Working data ::
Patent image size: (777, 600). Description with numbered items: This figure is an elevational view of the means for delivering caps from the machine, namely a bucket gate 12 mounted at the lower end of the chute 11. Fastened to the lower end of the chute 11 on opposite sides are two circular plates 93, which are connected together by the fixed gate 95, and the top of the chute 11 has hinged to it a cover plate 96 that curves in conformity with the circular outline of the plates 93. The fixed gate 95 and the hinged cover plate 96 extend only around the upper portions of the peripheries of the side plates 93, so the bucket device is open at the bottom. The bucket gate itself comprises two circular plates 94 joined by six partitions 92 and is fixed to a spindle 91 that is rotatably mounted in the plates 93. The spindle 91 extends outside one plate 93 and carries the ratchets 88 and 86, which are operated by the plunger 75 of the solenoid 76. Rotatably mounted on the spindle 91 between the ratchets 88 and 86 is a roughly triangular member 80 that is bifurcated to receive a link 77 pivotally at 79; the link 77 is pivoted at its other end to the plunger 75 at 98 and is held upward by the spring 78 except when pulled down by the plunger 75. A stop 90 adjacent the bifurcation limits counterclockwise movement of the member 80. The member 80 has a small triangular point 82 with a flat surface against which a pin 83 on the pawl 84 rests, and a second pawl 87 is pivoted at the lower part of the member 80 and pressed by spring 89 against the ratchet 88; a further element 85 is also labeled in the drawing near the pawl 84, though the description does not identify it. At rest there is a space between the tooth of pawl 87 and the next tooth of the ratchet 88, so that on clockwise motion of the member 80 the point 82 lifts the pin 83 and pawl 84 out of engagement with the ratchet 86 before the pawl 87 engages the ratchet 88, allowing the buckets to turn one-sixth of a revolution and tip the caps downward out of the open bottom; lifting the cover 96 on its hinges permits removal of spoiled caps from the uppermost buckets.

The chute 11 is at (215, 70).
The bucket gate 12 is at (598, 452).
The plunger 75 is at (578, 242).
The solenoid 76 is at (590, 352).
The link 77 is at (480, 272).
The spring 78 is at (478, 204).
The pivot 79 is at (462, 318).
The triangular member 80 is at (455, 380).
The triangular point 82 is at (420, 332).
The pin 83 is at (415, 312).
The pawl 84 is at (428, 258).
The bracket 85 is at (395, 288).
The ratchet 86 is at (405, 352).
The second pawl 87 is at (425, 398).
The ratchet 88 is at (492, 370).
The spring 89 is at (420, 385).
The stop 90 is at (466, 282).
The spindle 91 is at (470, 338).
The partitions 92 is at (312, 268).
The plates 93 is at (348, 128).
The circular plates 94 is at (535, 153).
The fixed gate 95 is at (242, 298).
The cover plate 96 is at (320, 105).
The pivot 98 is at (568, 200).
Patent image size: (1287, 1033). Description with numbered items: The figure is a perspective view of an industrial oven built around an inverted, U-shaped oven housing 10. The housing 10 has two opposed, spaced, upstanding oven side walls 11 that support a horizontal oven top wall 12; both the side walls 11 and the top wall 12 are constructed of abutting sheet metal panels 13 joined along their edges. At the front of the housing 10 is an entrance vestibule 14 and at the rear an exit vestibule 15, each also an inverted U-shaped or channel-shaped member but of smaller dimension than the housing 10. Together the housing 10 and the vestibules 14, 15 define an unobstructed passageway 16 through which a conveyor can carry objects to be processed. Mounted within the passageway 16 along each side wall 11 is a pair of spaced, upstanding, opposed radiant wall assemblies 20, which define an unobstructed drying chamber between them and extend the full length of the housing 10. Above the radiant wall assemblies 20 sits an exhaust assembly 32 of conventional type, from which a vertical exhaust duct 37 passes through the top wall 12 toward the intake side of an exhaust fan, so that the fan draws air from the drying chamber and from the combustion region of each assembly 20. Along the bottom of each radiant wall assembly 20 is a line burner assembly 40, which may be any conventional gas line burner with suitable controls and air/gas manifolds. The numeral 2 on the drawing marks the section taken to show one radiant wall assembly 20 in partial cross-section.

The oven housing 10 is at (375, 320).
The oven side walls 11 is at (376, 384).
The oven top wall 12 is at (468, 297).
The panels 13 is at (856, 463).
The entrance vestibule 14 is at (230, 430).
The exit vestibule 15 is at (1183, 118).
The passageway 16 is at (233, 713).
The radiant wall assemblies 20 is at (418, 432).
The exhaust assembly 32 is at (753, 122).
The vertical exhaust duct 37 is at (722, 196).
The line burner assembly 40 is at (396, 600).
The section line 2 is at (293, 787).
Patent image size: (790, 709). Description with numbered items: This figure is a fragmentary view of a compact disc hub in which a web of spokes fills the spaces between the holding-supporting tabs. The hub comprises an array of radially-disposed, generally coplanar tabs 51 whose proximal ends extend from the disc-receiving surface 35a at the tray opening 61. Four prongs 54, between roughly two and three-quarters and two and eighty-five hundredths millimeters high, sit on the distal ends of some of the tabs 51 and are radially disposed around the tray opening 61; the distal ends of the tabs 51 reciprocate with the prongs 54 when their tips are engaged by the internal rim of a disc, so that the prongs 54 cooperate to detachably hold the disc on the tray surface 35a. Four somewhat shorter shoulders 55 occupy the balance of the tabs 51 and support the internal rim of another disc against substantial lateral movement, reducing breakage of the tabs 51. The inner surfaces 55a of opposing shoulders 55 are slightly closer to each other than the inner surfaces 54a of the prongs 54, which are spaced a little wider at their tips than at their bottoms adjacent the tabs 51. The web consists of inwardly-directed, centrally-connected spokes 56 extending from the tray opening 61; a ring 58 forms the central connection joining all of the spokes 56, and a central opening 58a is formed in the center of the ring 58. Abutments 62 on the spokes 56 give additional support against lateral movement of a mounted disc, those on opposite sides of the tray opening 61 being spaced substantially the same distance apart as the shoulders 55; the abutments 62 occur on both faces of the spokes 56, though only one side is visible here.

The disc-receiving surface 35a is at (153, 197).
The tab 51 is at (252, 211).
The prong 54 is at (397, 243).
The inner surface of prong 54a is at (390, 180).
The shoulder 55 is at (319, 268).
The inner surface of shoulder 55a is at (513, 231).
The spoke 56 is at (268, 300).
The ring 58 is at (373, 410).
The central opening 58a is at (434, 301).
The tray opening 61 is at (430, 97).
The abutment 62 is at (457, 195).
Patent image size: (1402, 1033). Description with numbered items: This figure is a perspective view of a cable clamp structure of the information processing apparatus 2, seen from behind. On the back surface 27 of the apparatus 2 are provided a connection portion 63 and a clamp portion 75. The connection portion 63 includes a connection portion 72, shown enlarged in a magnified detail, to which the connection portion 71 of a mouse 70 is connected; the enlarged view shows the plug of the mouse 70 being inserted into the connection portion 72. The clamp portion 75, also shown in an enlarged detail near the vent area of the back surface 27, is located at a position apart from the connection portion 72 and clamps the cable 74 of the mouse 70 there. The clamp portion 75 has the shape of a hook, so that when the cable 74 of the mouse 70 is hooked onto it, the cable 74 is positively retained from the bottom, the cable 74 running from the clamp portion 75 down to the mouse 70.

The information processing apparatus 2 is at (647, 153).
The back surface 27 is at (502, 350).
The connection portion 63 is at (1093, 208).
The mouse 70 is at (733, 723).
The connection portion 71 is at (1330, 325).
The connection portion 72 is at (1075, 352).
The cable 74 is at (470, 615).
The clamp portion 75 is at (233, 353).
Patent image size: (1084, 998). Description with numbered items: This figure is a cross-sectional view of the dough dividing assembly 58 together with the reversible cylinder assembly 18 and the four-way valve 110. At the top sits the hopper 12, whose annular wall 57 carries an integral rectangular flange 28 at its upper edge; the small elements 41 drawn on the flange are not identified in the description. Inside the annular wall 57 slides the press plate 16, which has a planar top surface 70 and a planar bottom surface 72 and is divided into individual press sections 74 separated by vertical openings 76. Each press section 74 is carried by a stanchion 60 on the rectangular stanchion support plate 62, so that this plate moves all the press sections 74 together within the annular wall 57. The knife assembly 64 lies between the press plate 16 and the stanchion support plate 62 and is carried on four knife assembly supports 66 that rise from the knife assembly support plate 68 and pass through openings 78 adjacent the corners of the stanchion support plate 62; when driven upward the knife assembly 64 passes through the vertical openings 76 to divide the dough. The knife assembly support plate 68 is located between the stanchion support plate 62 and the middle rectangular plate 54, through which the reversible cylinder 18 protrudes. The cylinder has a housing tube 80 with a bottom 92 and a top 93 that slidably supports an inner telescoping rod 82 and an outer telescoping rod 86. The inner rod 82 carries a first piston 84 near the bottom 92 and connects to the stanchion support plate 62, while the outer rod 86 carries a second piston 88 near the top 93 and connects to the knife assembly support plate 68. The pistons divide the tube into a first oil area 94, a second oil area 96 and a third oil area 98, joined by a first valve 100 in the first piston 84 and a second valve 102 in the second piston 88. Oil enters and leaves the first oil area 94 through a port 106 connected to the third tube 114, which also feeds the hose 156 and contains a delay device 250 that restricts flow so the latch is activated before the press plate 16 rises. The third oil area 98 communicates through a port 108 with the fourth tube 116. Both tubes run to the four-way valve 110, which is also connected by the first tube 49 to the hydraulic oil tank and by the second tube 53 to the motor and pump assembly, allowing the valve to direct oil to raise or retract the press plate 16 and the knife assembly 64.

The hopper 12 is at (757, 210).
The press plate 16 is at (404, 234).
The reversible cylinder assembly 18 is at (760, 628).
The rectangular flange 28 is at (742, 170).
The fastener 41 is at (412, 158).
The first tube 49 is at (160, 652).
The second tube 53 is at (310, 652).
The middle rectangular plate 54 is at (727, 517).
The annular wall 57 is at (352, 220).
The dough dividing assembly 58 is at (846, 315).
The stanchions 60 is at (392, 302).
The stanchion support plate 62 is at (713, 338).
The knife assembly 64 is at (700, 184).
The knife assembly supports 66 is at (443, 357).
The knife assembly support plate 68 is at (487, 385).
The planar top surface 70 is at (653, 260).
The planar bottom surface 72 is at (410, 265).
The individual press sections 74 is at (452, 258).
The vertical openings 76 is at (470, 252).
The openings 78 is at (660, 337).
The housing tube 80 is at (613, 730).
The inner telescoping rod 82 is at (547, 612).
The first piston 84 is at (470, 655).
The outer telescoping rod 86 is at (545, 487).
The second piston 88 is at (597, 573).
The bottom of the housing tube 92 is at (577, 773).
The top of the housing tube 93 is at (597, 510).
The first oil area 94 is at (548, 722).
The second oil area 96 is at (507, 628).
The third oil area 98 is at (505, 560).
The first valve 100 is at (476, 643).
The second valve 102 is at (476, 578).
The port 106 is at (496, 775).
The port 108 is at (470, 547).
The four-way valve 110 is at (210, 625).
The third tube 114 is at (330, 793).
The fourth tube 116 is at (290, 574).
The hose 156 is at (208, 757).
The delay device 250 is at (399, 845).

Task brief ::
Present the data from the line containing "Patent image size: (1402, 1033)." up to and including the line containing "The clamp portion 75 is at (233, 353)." as a Markdown table with the columns Row and Entry, numbering each row and leaving out blank lines.

Exercise result ::
| Row | Entry |
|---|---|
| 1 | Patent image size: (1402, 1033). Description with numbered items: This figure is a perspective view of a cable clamp structure of the information processing apparatus 2, seen from behind. On the back surface 27 of the apparatus 2 are provided a connection portion 63 and a clamp portion 75. The connection portion 63 includes a connection portion 72, shown enlarged in a magnified detail, to which the connection portion 71 of a mouse 70 is connected; the enlarged view shows the plug of the mouse 70 being inserted into the connection portion 72. The clamp portion 75, also shown in an enlarged detail near the vent area of the back surface 27, is located at a position apart from the connection portion 72 and clamps the cable 74 of the mouse 70 there. The clamp portion 75 has the shape of a hook, so that when the cable 74 of the mouse 70 is hooked onto it, the cable 74 is positively retained from the bottom, the cable 74 running from the clamp portion 75 down to the mouse 70. |
| 2 | The information processing apparatus 2 is at (647, 153). |
| 3 | The back surface 27 is at (502, 350). |
| 4 | The connection portion 63 is at (1093, 208). |
| 5 | The mouse 70 is at (733, 723). |
| 6 | The connection portion 71 is at (1330, 325). |
| 7 | The connection portion 72 is at (1075, 352). |
| 8 | The cable 74 is at (470, 615). |
| 9 | The clamp portion 75 is at (233, 353). |